◆ **What the task asks**
Repeat everything in the material exactly.

start Supplied entries

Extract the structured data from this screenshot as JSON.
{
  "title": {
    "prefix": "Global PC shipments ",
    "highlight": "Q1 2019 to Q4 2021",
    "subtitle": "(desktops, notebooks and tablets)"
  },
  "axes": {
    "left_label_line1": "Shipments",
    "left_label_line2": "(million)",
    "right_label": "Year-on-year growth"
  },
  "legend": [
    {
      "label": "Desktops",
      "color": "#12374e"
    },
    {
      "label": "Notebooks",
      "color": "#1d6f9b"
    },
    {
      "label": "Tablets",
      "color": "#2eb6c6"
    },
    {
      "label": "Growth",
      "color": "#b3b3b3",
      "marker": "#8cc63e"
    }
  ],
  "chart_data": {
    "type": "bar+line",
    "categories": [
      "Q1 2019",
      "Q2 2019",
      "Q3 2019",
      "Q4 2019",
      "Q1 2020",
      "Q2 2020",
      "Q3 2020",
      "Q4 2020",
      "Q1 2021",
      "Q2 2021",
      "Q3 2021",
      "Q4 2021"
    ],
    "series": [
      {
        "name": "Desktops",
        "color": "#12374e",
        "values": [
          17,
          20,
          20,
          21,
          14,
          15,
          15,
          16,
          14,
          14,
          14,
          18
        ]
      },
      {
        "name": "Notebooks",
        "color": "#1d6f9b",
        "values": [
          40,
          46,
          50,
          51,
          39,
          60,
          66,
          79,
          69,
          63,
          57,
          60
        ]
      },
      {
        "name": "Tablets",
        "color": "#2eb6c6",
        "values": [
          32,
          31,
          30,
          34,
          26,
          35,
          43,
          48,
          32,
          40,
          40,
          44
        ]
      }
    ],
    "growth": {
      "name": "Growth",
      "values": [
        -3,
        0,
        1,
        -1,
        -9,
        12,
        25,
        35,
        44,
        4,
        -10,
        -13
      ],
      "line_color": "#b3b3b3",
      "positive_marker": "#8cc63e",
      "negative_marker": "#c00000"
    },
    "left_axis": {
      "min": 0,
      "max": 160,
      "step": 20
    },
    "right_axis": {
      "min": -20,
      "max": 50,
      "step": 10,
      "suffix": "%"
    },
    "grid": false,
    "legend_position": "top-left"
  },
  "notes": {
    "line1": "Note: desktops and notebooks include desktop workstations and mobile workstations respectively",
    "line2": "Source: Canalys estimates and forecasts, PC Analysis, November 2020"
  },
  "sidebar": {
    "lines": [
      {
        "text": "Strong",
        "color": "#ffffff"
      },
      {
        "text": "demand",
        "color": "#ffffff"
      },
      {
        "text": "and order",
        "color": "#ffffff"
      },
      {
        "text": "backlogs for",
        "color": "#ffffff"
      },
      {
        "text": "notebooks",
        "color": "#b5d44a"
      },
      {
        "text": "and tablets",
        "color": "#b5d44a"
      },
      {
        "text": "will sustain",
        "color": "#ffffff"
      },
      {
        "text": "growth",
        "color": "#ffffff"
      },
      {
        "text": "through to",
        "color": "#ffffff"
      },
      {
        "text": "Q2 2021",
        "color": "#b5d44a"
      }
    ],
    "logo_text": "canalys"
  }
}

end Supplied entries

◆ **Answer below**
Extract the structured data from this screenshot as JSON.
{
  "title": {
    "prefix": "Global PC shipments ",
    "highlight": "Q1 2019 to Q4 2021",
    "subtitle": "(desktops, notebooks and tablets)"
  },
  "axes": {
    "left_label_line1": "Shipments",
    "left_label_line2": "(million)",
    "right_label": "Year-on-year growth"
  },
  "legend": [
    {
      "label": "Desktops",
      "color": "#12374e"
    },
    {
      "label": "Notebooks",
      "color": "#1d6f9b"
    },
    {
      "label": "Tablets",
      "color": "#2eb6c6"
    },
    {
      "label": "Growth",
      "color": "#b3b3b3",
      "marker": "#8cc63e"
    }
  ],
  "chart_data": {
    "type": "bar+line",
    "categories": [
      "Q1 2019",
      "Q2 2019",
      "Q3 2019",
      "Q4 2019",
      "Q1 2020",
      "Q2 2020",
      "Q3 2020",
      "Q4 2020",
      "Q1 2021",
      "Q2 2021",
      "Q3 2021",
      "Q4 2021"
    ],
    "series": [
      {
        "name": "Desktops",
        "color": "#12374e",
        "values": [
          17,
          20,
          20,
          21,
          14,
          15,
          15,
          16,
          14,
          14,
          14,
          18
        ]
      },
      {
        "name": "Notebooks",
        "color": "#1d6f9b",
        "values": [
          40,
          46,
          50,
          51,
          39,
          60,
          66,
          79,
          69,
          63,
          57,
          60
        ]
      },
      {
        "name": "Tablets",
        "color": "#2eb6c6",
        "values": [
          32,
          31,
          30,
          34,
          26,
          35,
          43,
          48,
          32,
          40,
          40,
          44
        ]
      }
    ],
    "growth": {
      "name": "Growth",
      "values": [
        -3,
        0,
        1,
        -1,
        -9,
        12,
        25,
        35,
        44,
        4,
        -10,
        -13
      ],
      "line_color": "#b3b3b3",
      "positive_marker": "#8cc63e",
      "negative_marker": "#c00000"
    },
    "left_axis": {
      "min": 0,
      "max": 160,
      "step": 20
    },
    "right_axis": {
      "min": -20,
      "max": 50,
      "step": 10,
      "suffix": "%"
    },
    "grid": false,
    "legend_position": "top-left"
  },
  "notes": {
    "line1": "Note: desktops and notebooks include desktop workstations and mobile workstations respectively",
    "line2": "Source: Canalys estimates and forecasts, PC Analysis, November 2020"
  },
  "sidebar": {
    "lines": [
      {
        "text": "Strong",
        "color": "#ffffff"
      },
      {
        "text": "demand",
        "color": "#ffffff"
      },
      {
        "text": "and order",
        "color": "#ffffff"
      },
      {
        "text": "backlogs for",
        "color": "#ffffff"
      },
      {
        "text": "notebooks",
        "color": "#b5d44a"
      },
      {
        "text": "and tablets",
        "color": "#b5d44a"
      },
      {
        "text": "will sustain",
        "color": "#ffffff"
      },
      {
        "text": "growth",
        "color": "#ffffff"
      },
      {
        "text": "through to",
        "color": "#ffffff"
      },
      {
        "text": "Q2 2021",
        "color": "#b5d44a"
      }
    ],
    "logo_text": "canalys"
  }
}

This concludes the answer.